__Stated task__. The lines to extract begin at the line that contains "What data populates" and run through the last line of the listing; reproduce them exactly, minus any pictures.

----- Entries shown

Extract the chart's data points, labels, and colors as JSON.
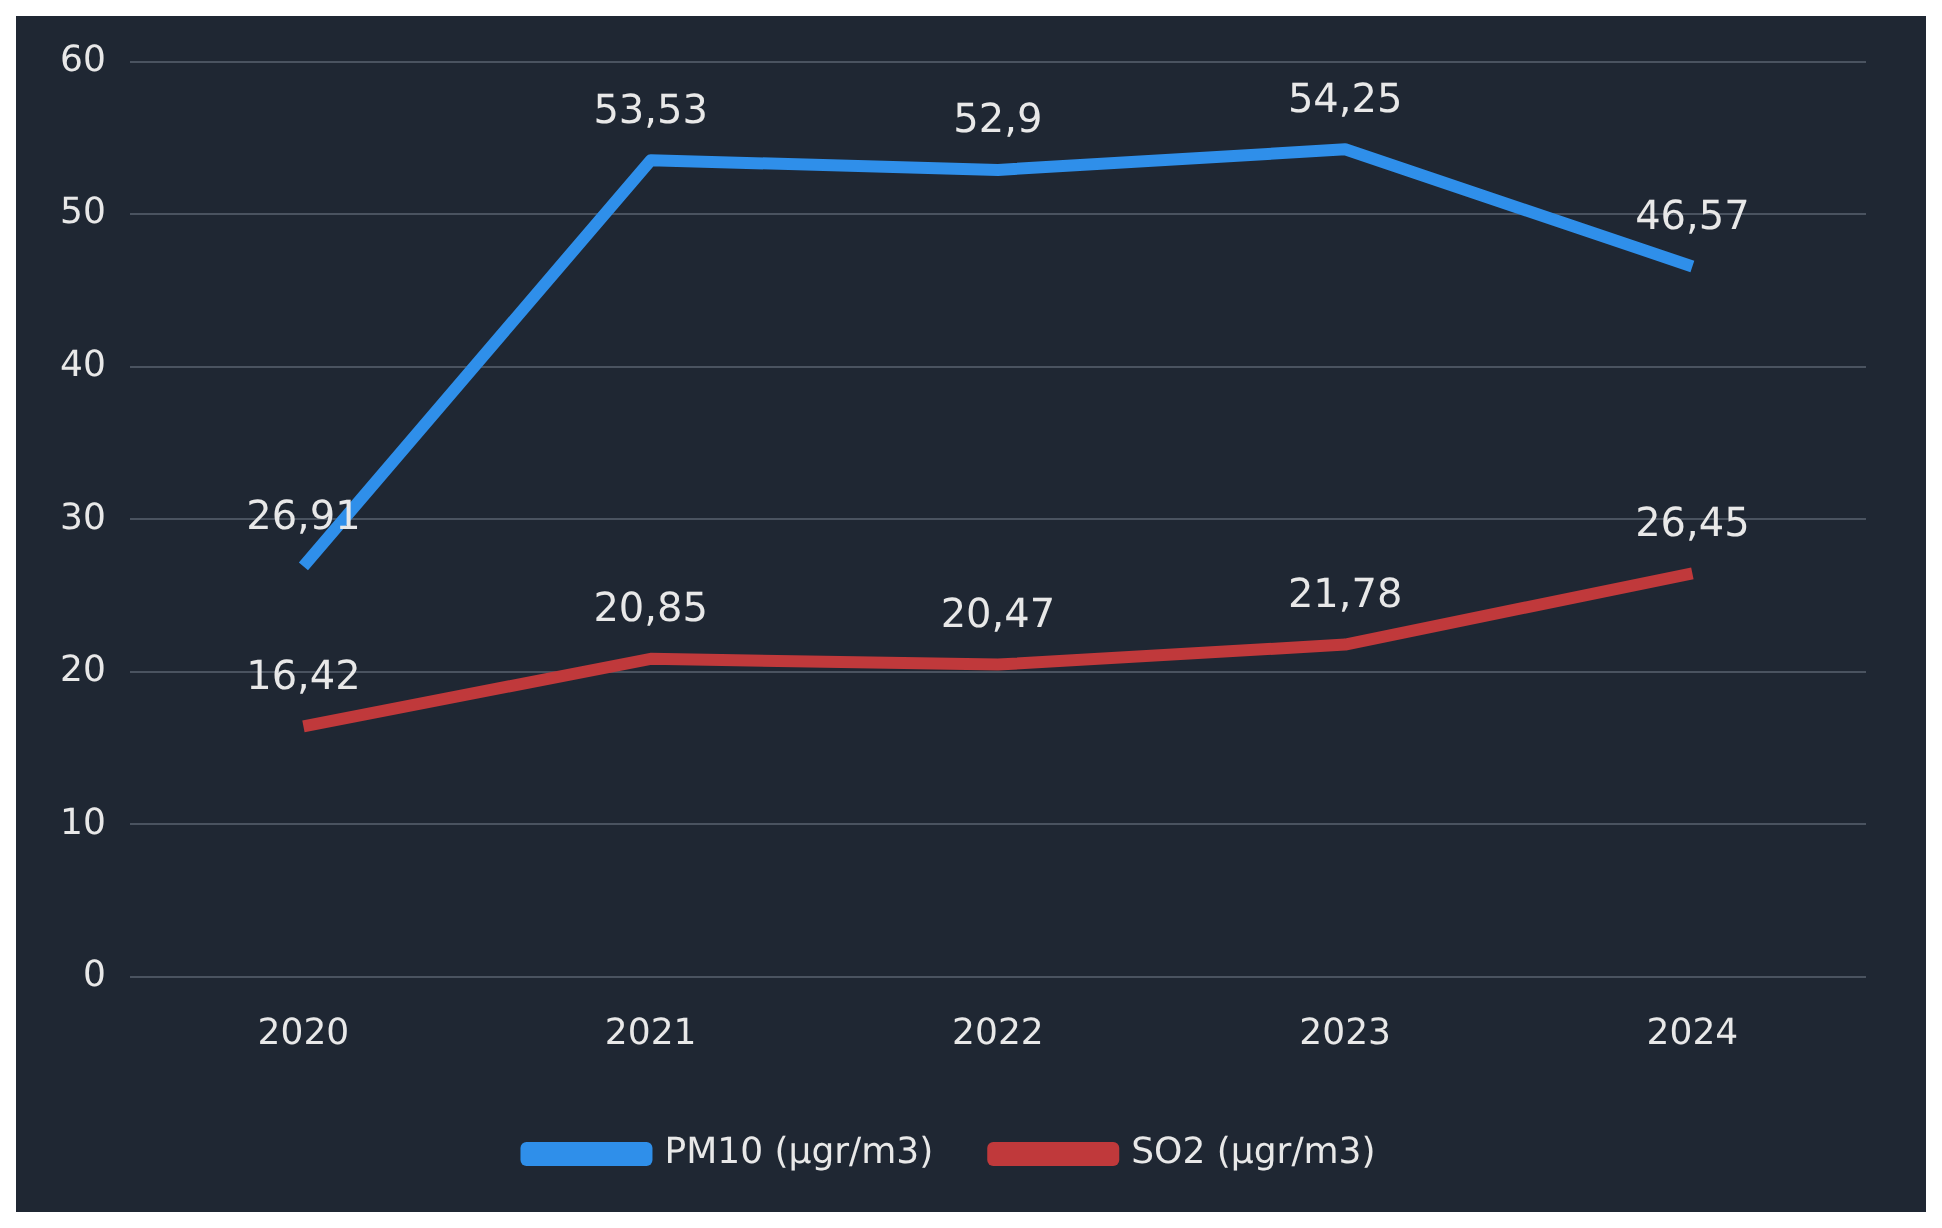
{
  "chart_data": {
    "type": "line",
    "categories": [
      "2020",
      "2021",
      "2022",
      "2023",
      "2024"
    ],
    "series": [
      {
        "name": "PM10 (µgr/m3)",
        "color": "#2f8fea",
        "values": [
          26.91,
          53.53,
          52.9,
          54.25,
          46.57
        ],
        "value_labels": [
          "26,91",
          "53,53",
          "52,9",
          "54,25",
          "46,57"
        ]
      },
      {
        "name": "SO2 (µgr/m3)",
        "color": "#c0393b",
        "values": [
          16.42,
          20.85,
          20.47,
          21.78,
          26.45
        ],
        "value_labels": [
          "16,42",
          "20,85",
          "20,47",
          "21,78",
          "26,45"
        ]
      }
    ],
    "ylim": [
      0,
      60
    ],
    "yticks": [
      0,
      10,
      20,
      30,
      40,
      50,
      60
    ],
    "grid": "y",
    "legend": "bottom",
    "marker": "none",
    "line_style": "solid"
  }
}
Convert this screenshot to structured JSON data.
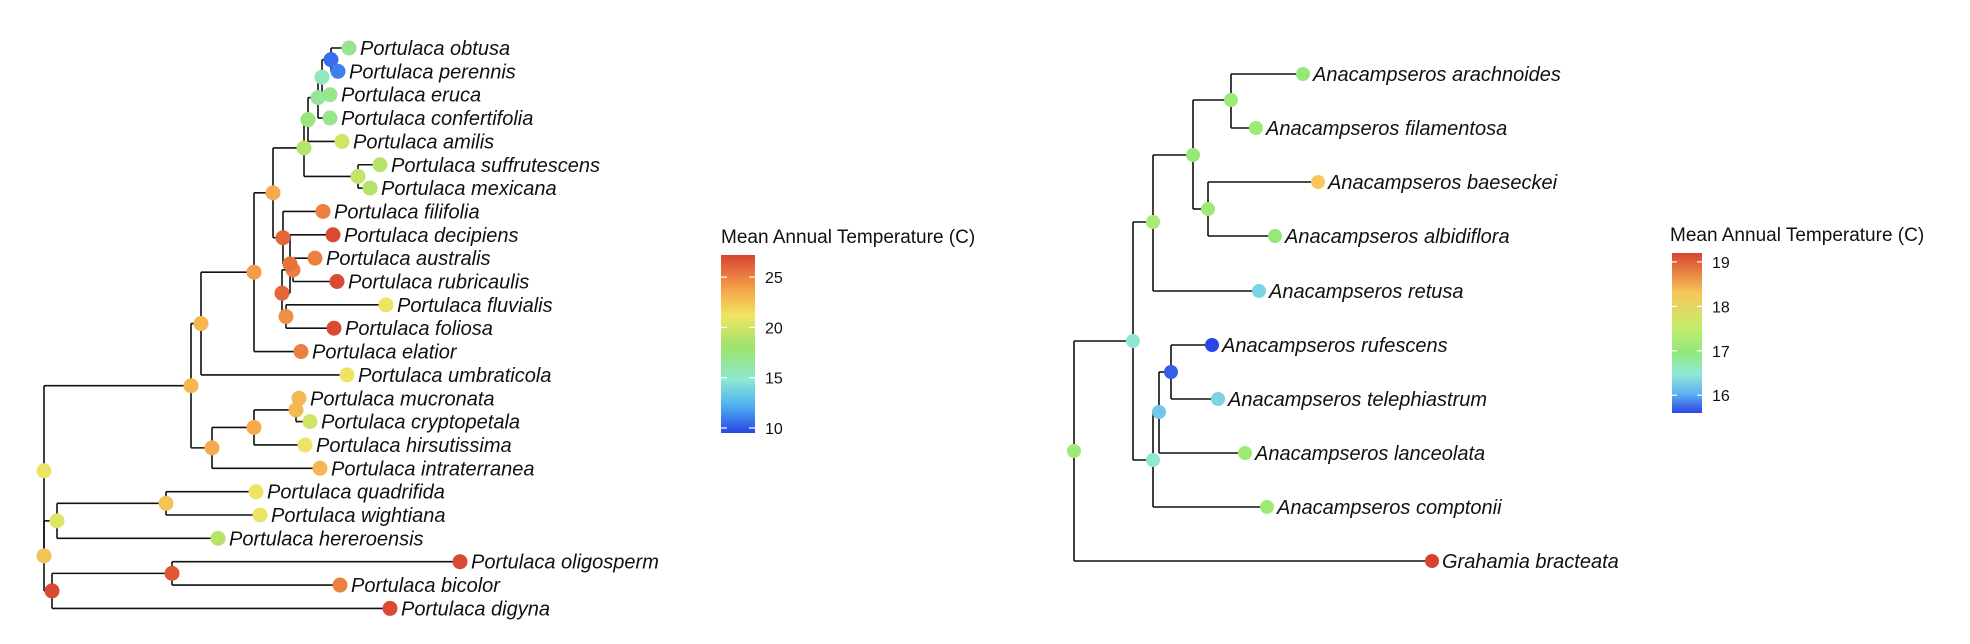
{
  "left_tree": {
    "tips": [
      {
        "label": "Portulaca obtusa",
        "value": 17
      },
      {
        "label": "Portulaca perennis",
        "value": 11
      },
      {
        "label": "Portulaca eruca",
        "value": 17
      },
      {
        "label": "Portulaca confertifolia",
        "value": 17
      },
      {
        "label": "Portulaca amilis",
        "value": 20
      },
      {
        "label": "Portulaca suffrutescens",
        "value": 19
      },
      {
        "label": "Portulaca mexicana",
        "value": 19
      },
      {
        "label": "Portulaca filifolia",
        "value": 25
      },
      {
        "label": "Portulaca decipiens",
        "value": 27
      },
      {
        "label": "Portulaca australis",
        "value": 25
      },
      {
        "label": "Portulaca rubricaulis",
        "value": 27
      },
      {
        "label": "Portulaca fluvialis",
        "value": 21
      },
      {
        "label": "Portulaca foliosa",
        "value": 27
      },
      {
        "label": "Portulaca elatior",
        "value": 25
      },
      {
        "label": "Portulaca umbraticola",
        "value": 21
      },
      {
        "label": "Portulaca mucronata",
        "value": 23
      },
      {
        "label": "Portulaca cryptopetala",
        "value": 20
      },
      {
        "label": "Portulaca hirsutissima",
        "value": 21
      },
      {
        "label": "Portulaca intraterranea",
        "value": 23
      },
      {
        "label": "Portulaca quadrifida",
        "value": 21
      },
      {
        "label": "Portulaca wightiana",
        "value": 21
      },
      {
        "label": "Portulaca hereroensis",
        "value": 19
      },
      {
        "label": "Portulaca oligosperm",
        "value": 27
      },
      {
        "label": "Portulaca bicolor",
        "value": 25
      },
      {
        "label": "Portulaca digyna",
        "value": 27
      }
    ],
    "legend": {
      "title": "Mean Annual Temperature (C)",
      "ticks": [
        "25",
        "20",
        "15",
        "10"
      ],
      "min": 9.5,
      "max": 27.2
    }
  },
  "right_tree": {
    "tips": [
      {
        "label": "Anacampseros arachnoides",
        "value": 17.0
      },
      {
        "label": "Anacampseros filamentosa",
        "value": 17.1
      },
      {
        "label": "Anacampseros baeseckei",
        "value": 18.3
      },
      {
        "label": "Anacampseros albidiflora",
        "value": 17.0
      },
      {
        "label": "Anacampseros retusa",
        "value": 16.3
      },
      {
        "label": "Anacampseros rufescens",
        "value": 15.6
      },
      {
        "label": "Anacampseros telephiastrum",
        "value": 16.3
      },
      {
        "label": "Anacampseros lanceolata",
        "value": 17.1
      },
      {
        "label": "Anacampseros comptonii",
        "value": 17.1
      },
      {
        "label": "Grahamia bracteata",
        "value": 19.2
      }
    ],
    "legend": {
      "title": "Mean Annual Temperature (C)",
      "ticks": [
        "19",
        "18",
        "17",
        "16"
      ],
      "min": 15.6,
      "max": 19.2
    }
  },
  "colors": {
    "branch": "#111111",
    "gradient": [
      "#d8432f",
      "#f7c65a",
      "#f0e562",
      "#9be46e",
      "#8fe8d0",
      "#6fc9f2",
      "#2b55e6"
    ]
  }
}
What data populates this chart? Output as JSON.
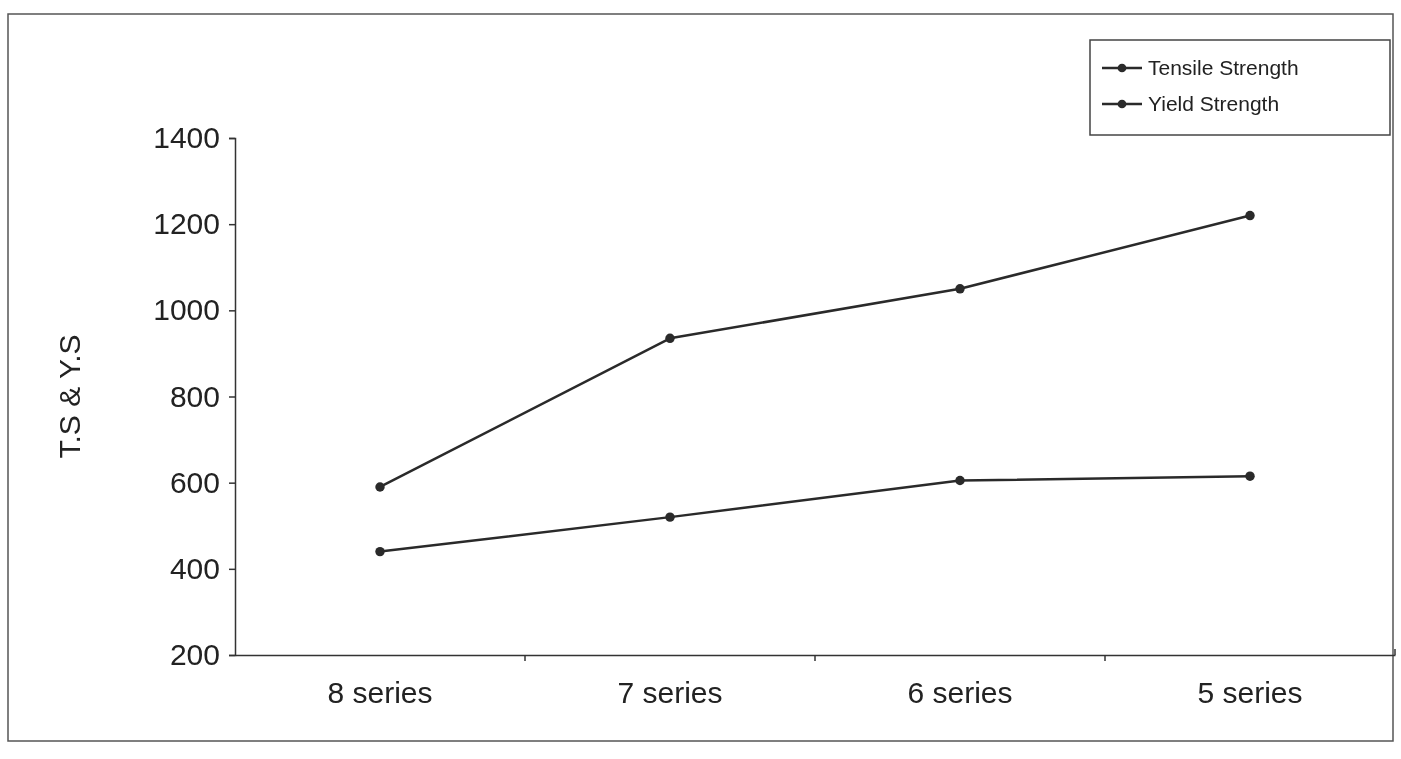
{
  "chart_data": {
    "type": "line",
    "ylabel": "T.S & Y.S",
    "categories": [
      "8 series",
      "7 series",
      "6 series",
      "5 series"
    ],
    "series": [
      {
        "name": "Tensile Strength",
        "color": "#2a2a2a",
        "values": [
          590,
          935,
          1050,
          1220
        ]
      },
      {
        "name": "Yield Strength",
        "color": "#2a2a2a",
        "values": [
          440,
          520,
          605,
          615
        ]
      }
    ],
    "ylim": [
      200,
      1400
    ],
    "yticks": [
      200,
      400,
      600,
      800,
      1000,
      1200,
      1400
    ],
    "grid": false,
    "legend": "top right",
    "marker": "circle",
    "line_style": "solid"
  }
}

----------

__Output of the task__.
What data populates this chart? Output as JSON.
{
  "chart_data": {
    "type": "line",
    "ylabel": "T.S & Y.S",
    "categories": [
      "8 series",
      "7 series",
      "6 series",
      "5 series"
    ],
    "series": [
      {
        "name": "Tensile Strength",
        "color": "#2a2a2a",
        "values": [
          590,
          935,
          1050,
          1220
        ]
      },
      {
        "name": "Yield Strength",
        "color": "#2a2a2a",
        "values": [
          440,
          520,
          605,
          615
        ]
      }
    ],
    "ylim": [
      200,
      1400
    ],
    "yticks": [
      200,
      400,
      600,
      800,
      1000,
      1200,
      1400
    ],
    "grid": false,
    "legend": "top right",
    "marker": "circle",
    "line_style": "solid"
  }
}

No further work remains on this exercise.